## [Task requirements]
Transcribe every line exactly and omit anything that is a picture.

## [Source records]
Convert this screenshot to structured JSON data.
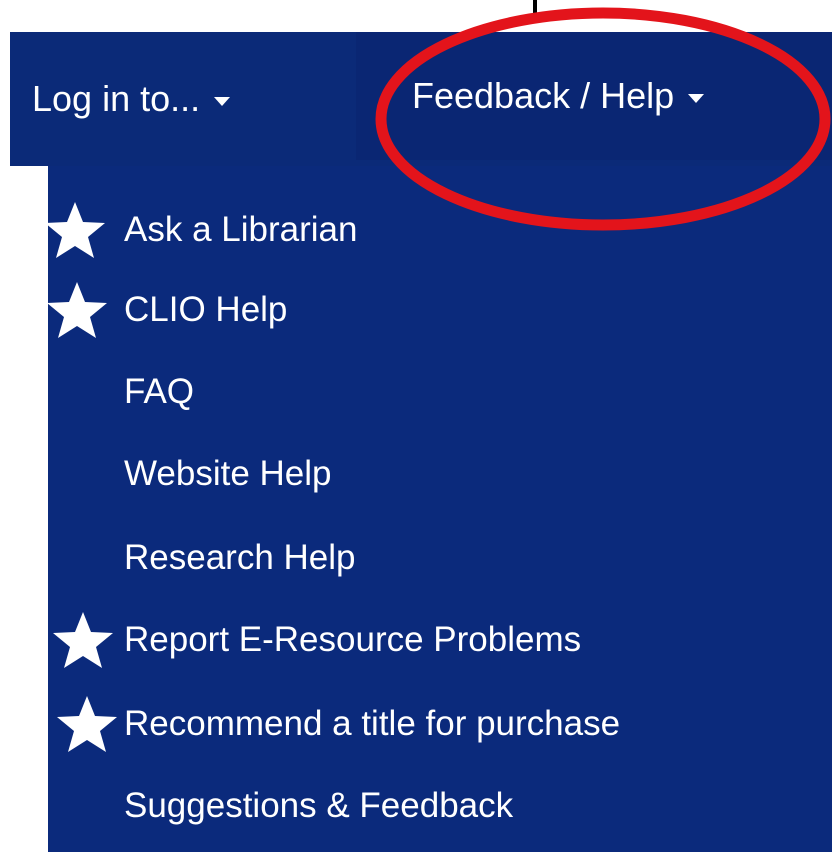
{
  "navbar": {
    "login": {
      "label": "Log in to...",
      "icon": "caret-down-icon"
    },
    "feedback": {
      "label": "Feedback / Help",
      "icon": "caret-down-icon"
    }
  },
  "dropdown": {
    "items": [
      {
        "label": "Ask a Librarian",
        "starred": true
      },
      {
        "label": "CLIO Help",
        "starred": true
      },
      {
        "label": "FAQ",
        "starred": false
      },
      {
        "label": "Website Help",
        "starred": false
      },
      {
        "label": "Research Help",
        "starred": false
      },
      {
        "label": "Report E-Resource Problems",
        "starred": true
      },
      {
        "label": "Recommend a title for purchase",
        "starred": true
      },
      {
        "label": "Suggestions & Feedback",
        "starred": false
      }
    ]
  },
  "annotation": {
    "highlight_color": "#e3141b",
    "shape": "ellipse",
    "marker": "star-icon"
  },
  "colors": {
    "navbar_bg": "#0b2a78",
    "dropdown_bg": "#0b2a7c",
    "text": "#ffffff"
  }
}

## [Task output]
Convert this screenshot to structured JSON data.
{
  "navbar": {
    "login": {
      "label": "Log in to...",
      "icon": "caret-down-icon"
    },
    "feedback": {
      "label": "Feedback / Help",
      "icon": "caret-down-icon"
    }
  },
  "dropdown": {
    "items": [
      {
        "label": "Ask a Librarian",
        "starred": true
      },
      {
        "label": "CLIO Help",
        "starred": true
      },
      {
        "label": "FAQ",
        "starred": false
      },
      {
        "label": "Website Help",
        "starred": false
      },
      {
        "label": "Research Help",
        "starred": false
      },
      {
        "label": "Report E-Resource Problems",
        "starred": true
      },
      {
        "label": "Recommend a title for purchase",
        "starred": true
      },
      {
        "label": "Suggestions & Feedback",
        "starred": false
      }
    ]
  },
  "annotation": {
    "highlight_color": "#e3141b",
    "shape": "ellipse",
    "marker": "star-icon"
  },
  "colors": {
    "navbar_bg": "#0b2a78",
    "dropdown_bg": "#0b2a7c",
    "text": "#ffffff"
  }
}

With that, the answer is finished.